| Problem requirements |
Produce an exact copy of all the records.

| Raw data |
—————

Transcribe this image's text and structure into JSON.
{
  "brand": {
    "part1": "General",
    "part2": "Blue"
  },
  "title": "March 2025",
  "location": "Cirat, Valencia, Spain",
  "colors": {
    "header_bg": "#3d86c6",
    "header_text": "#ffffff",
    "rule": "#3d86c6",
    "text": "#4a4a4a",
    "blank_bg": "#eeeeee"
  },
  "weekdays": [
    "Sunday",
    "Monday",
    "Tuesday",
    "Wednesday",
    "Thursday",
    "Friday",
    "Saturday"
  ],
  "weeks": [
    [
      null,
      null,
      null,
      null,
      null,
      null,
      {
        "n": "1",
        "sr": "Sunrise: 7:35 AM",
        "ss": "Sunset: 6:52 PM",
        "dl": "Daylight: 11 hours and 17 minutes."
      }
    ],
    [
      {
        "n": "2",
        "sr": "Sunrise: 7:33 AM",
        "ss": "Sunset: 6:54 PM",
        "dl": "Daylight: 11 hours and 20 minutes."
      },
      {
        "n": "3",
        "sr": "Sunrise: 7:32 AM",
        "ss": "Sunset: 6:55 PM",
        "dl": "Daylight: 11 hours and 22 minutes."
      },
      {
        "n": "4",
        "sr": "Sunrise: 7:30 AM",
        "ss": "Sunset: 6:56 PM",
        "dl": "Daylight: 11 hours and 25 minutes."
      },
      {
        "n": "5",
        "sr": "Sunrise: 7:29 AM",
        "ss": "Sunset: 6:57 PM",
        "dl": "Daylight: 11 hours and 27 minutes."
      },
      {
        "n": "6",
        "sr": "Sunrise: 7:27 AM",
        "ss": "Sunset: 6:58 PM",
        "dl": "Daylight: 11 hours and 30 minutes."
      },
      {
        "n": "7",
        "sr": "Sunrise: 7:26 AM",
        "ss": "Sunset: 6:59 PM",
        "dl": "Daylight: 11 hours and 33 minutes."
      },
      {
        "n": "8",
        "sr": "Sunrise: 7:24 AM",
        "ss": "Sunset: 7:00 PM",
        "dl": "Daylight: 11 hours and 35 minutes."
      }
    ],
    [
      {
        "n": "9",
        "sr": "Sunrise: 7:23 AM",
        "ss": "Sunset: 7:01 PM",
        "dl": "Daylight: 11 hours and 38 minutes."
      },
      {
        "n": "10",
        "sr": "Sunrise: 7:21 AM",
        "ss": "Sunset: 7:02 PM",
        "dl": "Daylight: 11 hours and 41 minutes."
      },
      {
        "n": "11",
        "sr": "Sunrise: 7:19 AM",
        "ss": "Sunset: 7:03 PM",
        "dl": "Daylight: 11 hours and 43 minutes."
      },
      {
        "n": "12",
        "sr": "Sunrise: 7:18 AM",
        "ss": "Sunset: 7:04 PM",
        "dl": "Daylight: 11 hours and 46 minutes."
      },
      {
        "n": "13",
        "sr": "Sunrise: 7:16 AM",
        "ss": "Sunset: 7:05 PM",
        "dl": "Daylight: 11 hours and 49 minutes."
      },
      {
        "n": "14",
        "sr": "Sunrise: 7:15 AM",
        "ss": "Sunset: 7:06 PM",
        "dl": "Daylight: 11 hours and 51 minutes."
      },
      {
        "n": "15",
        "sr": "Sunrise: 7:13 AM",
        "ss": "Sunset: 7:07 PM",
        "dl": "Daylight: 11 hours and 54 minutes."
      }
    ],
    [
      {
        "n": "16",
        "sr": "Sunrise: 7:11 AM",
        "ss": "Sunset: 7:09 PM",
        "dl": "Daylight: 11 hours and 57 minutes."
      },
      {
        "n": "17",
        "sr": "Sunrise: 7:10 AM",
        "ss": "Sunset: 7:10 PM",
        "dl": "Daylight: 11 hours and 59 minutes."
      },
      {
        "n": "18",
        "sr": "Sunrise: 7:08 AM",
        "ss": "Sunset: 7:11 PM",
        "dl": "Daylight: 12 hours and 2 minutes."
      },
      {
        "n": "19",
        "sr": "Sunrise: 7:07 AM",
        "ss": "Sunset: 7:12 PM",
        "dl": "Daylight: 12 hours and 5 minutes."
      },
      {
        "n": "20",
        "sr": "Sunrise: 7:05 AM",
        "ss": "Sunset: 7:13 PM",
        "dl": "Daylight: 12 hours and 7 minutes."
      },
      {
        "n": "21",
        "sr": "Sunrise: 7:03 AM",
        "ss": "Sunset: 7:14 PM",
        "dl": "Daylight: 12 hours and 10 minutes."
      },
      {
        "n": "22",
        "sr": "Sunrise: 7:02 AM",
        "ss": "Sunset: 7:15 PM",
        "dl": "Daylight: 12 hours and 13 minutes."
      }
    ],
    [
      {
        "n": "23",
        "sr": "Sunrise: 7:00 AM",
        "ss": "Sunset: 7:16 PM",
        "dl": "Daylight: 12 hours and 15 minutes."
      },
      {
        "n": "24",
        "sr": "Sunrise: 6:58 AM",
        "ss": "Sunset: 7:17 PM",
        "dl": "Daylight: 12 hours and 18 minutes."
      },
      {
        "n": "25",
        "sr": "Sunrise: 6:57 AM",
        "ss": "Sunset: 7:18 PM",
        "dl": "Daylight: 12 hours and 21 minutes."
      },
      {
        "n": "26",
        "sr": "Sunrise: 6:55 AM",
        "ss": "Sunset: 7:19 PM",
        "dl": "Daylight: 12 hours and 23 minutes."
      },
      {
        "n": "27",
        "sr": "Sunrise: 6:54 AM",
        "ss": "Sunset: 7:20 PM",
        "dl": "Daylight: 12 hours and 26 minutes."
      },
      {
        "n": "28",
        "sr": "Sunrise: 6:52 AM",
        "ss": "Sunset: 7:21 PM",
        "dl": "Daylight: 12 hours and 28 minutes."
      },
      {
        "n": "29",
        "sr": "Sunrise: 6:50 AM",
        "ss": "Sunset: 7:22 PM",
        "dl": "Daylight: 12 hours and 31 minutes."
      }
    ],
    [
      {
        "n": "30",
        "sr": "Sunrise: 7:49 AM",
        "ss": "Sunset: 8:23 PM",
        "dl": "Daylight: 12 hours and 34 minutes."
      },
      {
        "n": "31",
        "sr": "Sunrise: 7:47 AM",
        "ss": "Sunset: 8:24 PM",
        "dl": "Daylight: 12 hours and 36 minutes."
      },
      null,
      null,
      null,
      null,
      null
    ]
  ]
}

—————

| Worked answer |
Transcribe this image's text and structure into JSON.
{
  "brand": {
    "part1": "General",
    "part2": "Blue"
  },
  "title": "March 2025",
  "location": "Cirat, Valencia, Spain",
  "colors": {
    "header_bg": "#3d86c6",
    "header_text": "#ffffff",
    "rule": "#3d86c6",
    "text": "#4a4a4a",
    "blank_bg": "#eeeeee"
  },
  "weekdays": [
    "Sunday",
    "Monday",
    "Tuesday",
    "Wednesday",
    "Thursday",
    "Friday",
    "Saturday"
  ],
  "weeks": [
    [
      null,
      null,
      null,
      null,
      null,
      null,
      {
        "n": "1",
        "sr": "Sunrise: 7:35 AM",
        "ss": "Sunset: 6:52 PM",
        "dl": "Daylight: 11 hours and 17 minutes."
      }
    ],
    [
      {
        "n": "2",
        "sr": "Sunrise: 7:33 AM",
        "ss": "Sunset: 6:54 PM",
        "dl": "Daylight: 11 hours and 20 minutes."
      },
      {
        "n": "3",
        "sr": "Sunrise: 7:32 AM",
        "ss": "Sunset: 6:55 PM",
        "dl": "Daylight: 11 hours and 22 minutes."
      },
      {
        "n": "4",
        "sr": "Sunrise: 7:30 AM",
        "ss": "Sunset: 6:56 PM",
        "dl": "Daylight: 11 hours and 25 minutes."
      },
      {
        "n": "5",
        "sr": "Sunrise: 7:29 AM",
        "ss": "Sunset: 6:57 PM",
        "dl": "Daylight: 11 hours and 27 minutes."
      },
      {
        "n": "6",
        "sr": "Sunrise: 7:27 AM",
        "ss": "Sunset: 6:58 PM",
        "dl": "Daylight: 11 hours and 30 minutes."
      },
      {
        "n": "7",
        "sr": "Sunrise: 7:26 AM",
        "ss": "Sunset: 6:59 PM",
        "dl": "Daylight: 11 hours and 33 minutes."
      },
      {
        "n": "8",
        "sr": "Sunrise: 7:24 AM",
        "ss": "Sunset: 7:00 PM",
        "dl": "Daylight: 11 hours and 35 minutes."
      }
    ],
    [
      {
        "n": "9",
        "sr": "Sunrise: 7:23 AM",
        "ss": "Sunset: 7:01 PM",
        "dl": "Daylight: 11 hours and 38 minutes."
      },
      {
        "n": "10",
        "sr": "Sunrise: 7:21 AM",
        "ss": "Sunset: 7:02 PM",
        "dl": "Daylight: 11 hours and 41 minutes."
      },
      {
        "n": "11",
        "sr": "Sunrise: 7:19 AM",
        "ss": "Sunset: 7:03 PM",
        "dl": "Daylight: 11 hours and 43 minutes."
      },
      {
        "n": "12",
        "sr": "Sunrise: 7:18 AM",
        "ss": "Sunset: 7:04 PM",
        "dl": "Daylight: 11 hours and 46 minutes."
      },
      {
        "n": "13",
        "sr": "Sunrise: 7:16 AM",
        "ss": "Sunset: 7:05 PM",
        "dl": "Daylight: 11 hours and 49 minutes."
      },
      {
        "n": "14",
        "sr": "Sunrise: 7:15 AM",
        "ss": "Sunset: 7:06 PM",
        "dl": "Daylight: 11 hours and 51 minutes."
      },
      {
        "n": "15",
        "sr": "Sunrise: 7:13 AM",
        "ss": "Sunset: 7:07 PM",
        "dl": "Daylight: 11 hours and 54 minutes."
      }
    ],
    [
      {
        "n": "16",
        "sr": "Sunrise: 7:11 AM",
        "ss": "Sunset: 7:09 PM",
        "dl": "Daylight: 11 hours and 57 minutes."
      },
      {
        "n": "17",
        "sr": "Sunrise: 7:10 AM",
        "ss": "Sunset: 7:10 PM",
        "dl": "Daylight: 11 hours and 59 minutes."
      },
      {
        "n": "18",
        "sr": "Sunrise: 7:08 AM",
        "ss": "Sunset: 7:11 PM",
        "dl": "Daylight: 12 hours and 2 minutes."
      },
      {
        "n": "19",
        "sr": "Sunrise: 7:07 AM",
        "ss": "Sunset: 7:12 PM",
        "dl": "Daylight: 12 hours and 5 minutes."
      },
      {
        "n": "20",
        "sr": "Sunrise: 7:05 AM",
        "ss": "Sunset: 7:13 PM",
        "dl": "Daylight: 12 hours and 7 minutes."
      },
      {
        "n": "21",
        "sr": "Sunrise: 7:03 AM",
        "ss": "Sunset: 7:14 PM",
        "dl": "Daylight: 12 hours and 10 minutes."
      },
      {
        "n": "22",
        "sr": "Sunrise: 7:02 AM",
        "ss": "Sunset: 7:15 PM",
        "dl": "Daylight: 12 hours and 13 minutes."
      }
    ],
    [
      {
        "n": "23",
        "sr": "Sunrise: 7:00 AM",
        "ss": "Sunset: 7:16 PM",
        "dl": "Daylight: 12 hours and 15 minutes."
      },
      {
        "n": "24",
        "sr": "Sunrise: 6:58 AM",
        "ss": "Sunset: 7:17 PM",
        "dl": "Daylight: 12 hours and 18 minutes."
      },
      {
        "n": "25",
        "sr": "Sunrise: 6:57 AM",
        "ss": "Sunset: 7:18 PM",
        "dl": "Daylight: 12 hours and 21 minutes."
      },
      {
        "n": "26",
        "sr": "Sunrise: 6:55 AM",
        "ss": "Sunset: 7:19 PM",
        "dl": "Daylight: 12 hours and 23 minutes."
      },
      {
        "n": "27",
        "sr": "Sunrise: 6:54 AM",
        "ss": "Sunset: 7:20 PM",
        "dl": "Daylight: 12 hours and 26 minutes."
      },
      {
        "n": "28",
        "sr": "Sunrise: 6:52 AM",
        "ss": "Sunset: 7:21 PM",
        "dl": "Daylight: 12 hours and 28 minutes."
      },
      {
        "n": "29",
        "sr": "Sunrise: 6:50 AM",
        "ss": "Sunset: 7:22 PM",
        "dl": "Daylight: 12 hours and 31 minutes."
      }
    ],
    [
      {
        "n": "30",
        "sr": "Sunrise: 7:49 AM",
        "ss": "Sunset: 8:23 PM",
        "dl": "Daylight: 12 hours and 34 minutes."
      },
      {
        "n": "31",
        "sr": "Sunrise: 7:47 AM",
        "ss": "Sunset: 8:24 PM",
        "dl": "Daylight: 12 hours and 36 minutes."
      },
      null,
      null,
      null,
      null,
      null
    ]
  ]
}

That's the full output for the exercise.